Excerpt from a dataset:
════════════════

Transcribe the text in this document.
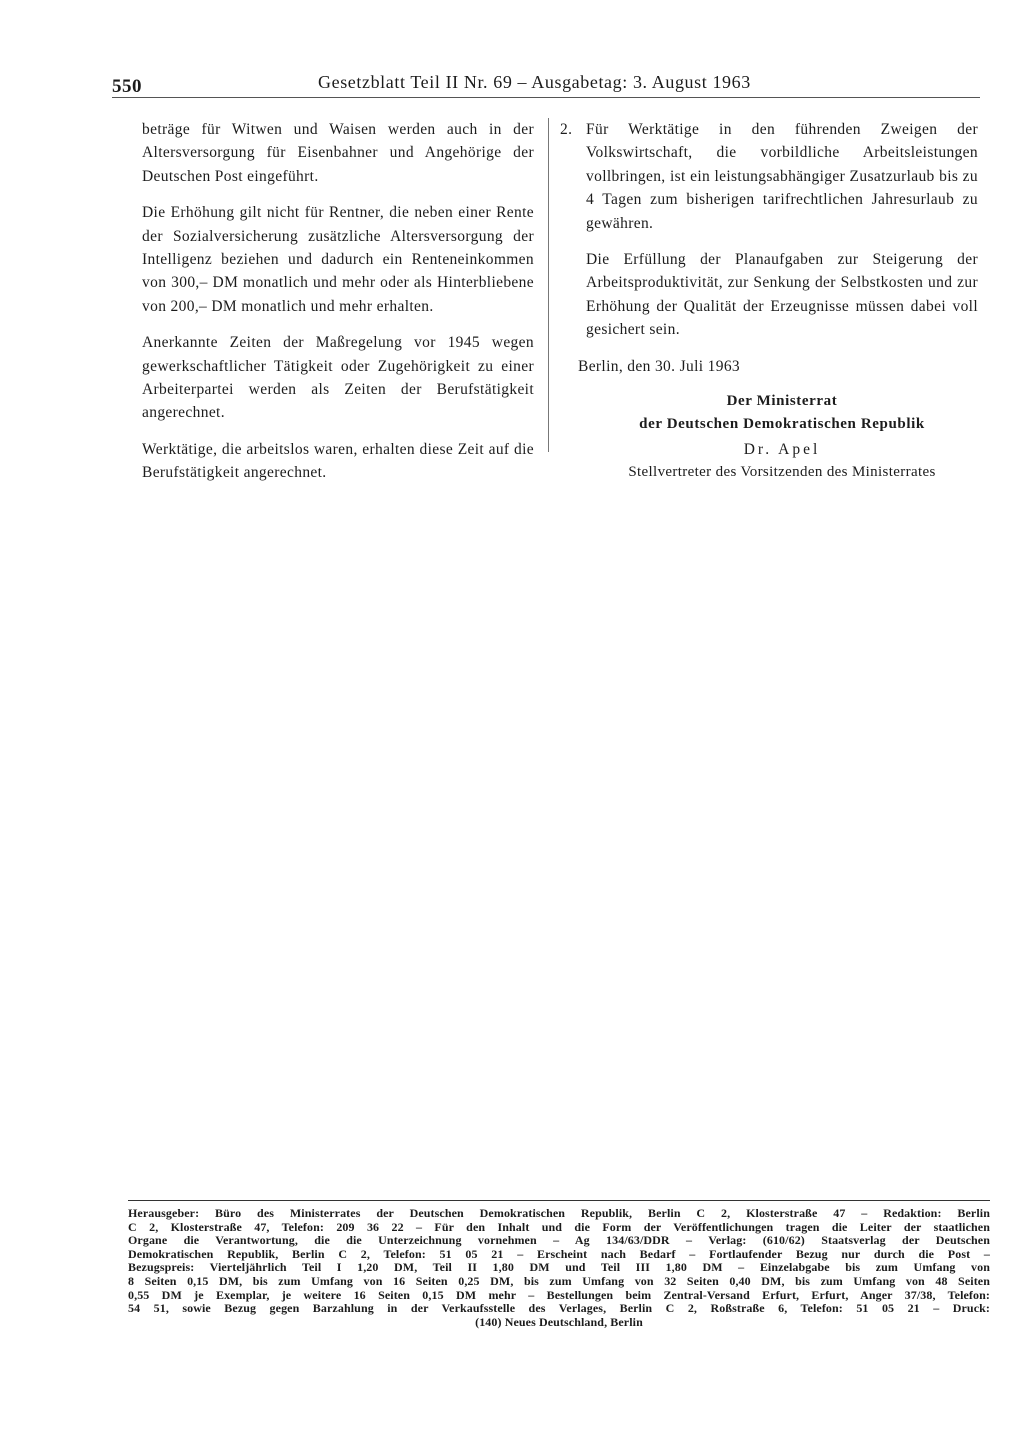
550	Gesetzblatt Teil II Nr. 69 – Ausgabetag: 3. August 1963

beträge für Witwen und Waisen werden auch in der Altersversorgung für Eisenbahner und Angehörige der Deutschen Post eingeführt.

Die Erhöhung gilt nicht für Rentner, die neben einer Rente der Sozialversicherung zusätzliche Altersversorgung der Intelligenz beziehen und dadurch ein Renteneinkommen von 300,– DM monatlich und mehr oder als Hinterbliebene von 200,– DM monatlich und mehr erhalten.

Anerkannte Zeiten der Maßregelung vor 1945 wegen gewerkschaftlicher Tätigkeit oder Zugehörigkeit zu einer Arbeiterpartei werden als Zeiten der Berufstätigkeit angerechnet.

Werktätige, die arbeitslos waren, erhalten diese Zeit auf die Berufstätigkeit angerechnet.

2. Für Werktätige in den führenden Zweigen der Volkswirtschaft, die vorbildliche Arbeitsleistungen vollbringen, ist ein leistungsabhängiger Zusatzurlaub bis zu 4 Tagen zum bisherigen tarifrechtlichen Jahresurlaub zu gewähren.

Die Erfüllung der Planaufgaben zur Steigerung der Arbeitsproduktivität, zur Senkung der Selbstkosten und zur Erhöhung der Qualität der Erzeugnisse müssen dabei voll gesichert sein.

Berlin, den 30. Juli 1963

Der Ministerrat
der Deutschen Demokratischen Republik
Dr. Apel
Stellvertreter des Vorsitzenden des Ministerrates
Herausgeber: Büro des Ministerrates der Deutschen Demokratischen Republik, Berlin C 2, Klosterstraße 47 – Redaktion: Berlin
C 2, Klosterstraße 47, Telefon: 209 36 22 – Für den Inhalt und die Form der Veröffentlichungen tragen die Leiter der staatlichen
Organe die Verantwortung, die die Unterzeichnung vornehmen – Ag 134/63/DDR – Verlag: (610/62) Staatsverlag der Deutschen
Demokratischen Republik, Berlin C 2, Telefon: 51 05 21 – Erscheint nach Bedarf – Fortlaufender Bezug nur durch die Post –
Bezugspreis: Vierteljährlich Teil I 1,20 DM, Teil II 1,80 DM und Teil III 1,80 DM – Einzelabgabe bis zum Umfang von
8 Seiten 0,15 DM, bis zum Umfang von 16 Seiten 0,25 DM, bis zum Umfang von 32 Seiten 0,40 DM, bis zum Umfang von 48 Seiten
0,55 DM je Exemplar, je weitere 16 Seiten 0,15 DM mehr – Bestellungen beim Zentral-Versand Erfurt, Erfurt, Anger 37/38, Telefon:
54 51, sowie Bezug gegen Barzahlung in der Verkaufsstelle des Verlages, Berlin C 2, Roßstraße 6, Telefon: 51 05 21 – Druck:
(140) Neues Deutschland, Berlin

════════════════

▶ **TASK TO COMPLETE**
Go through the entries above and pull out each line with "Werktätige" in it.

▶ **RESULT**
Werktätige, die arbeitslos waren, erhalten diese Zeit auf die Berufstätigkeit angerechnet.
2. Für Werktätige in den führenden Zweigen der Volkswirtschaft, die vorbildliche Arbeitsleistungen vollbringen, ist ein leistungsabhängiger Zusatzurlaub bis zu 4 Tagen zum bisherigen tarifrechtlichen Jahresurlaub zu gewähren.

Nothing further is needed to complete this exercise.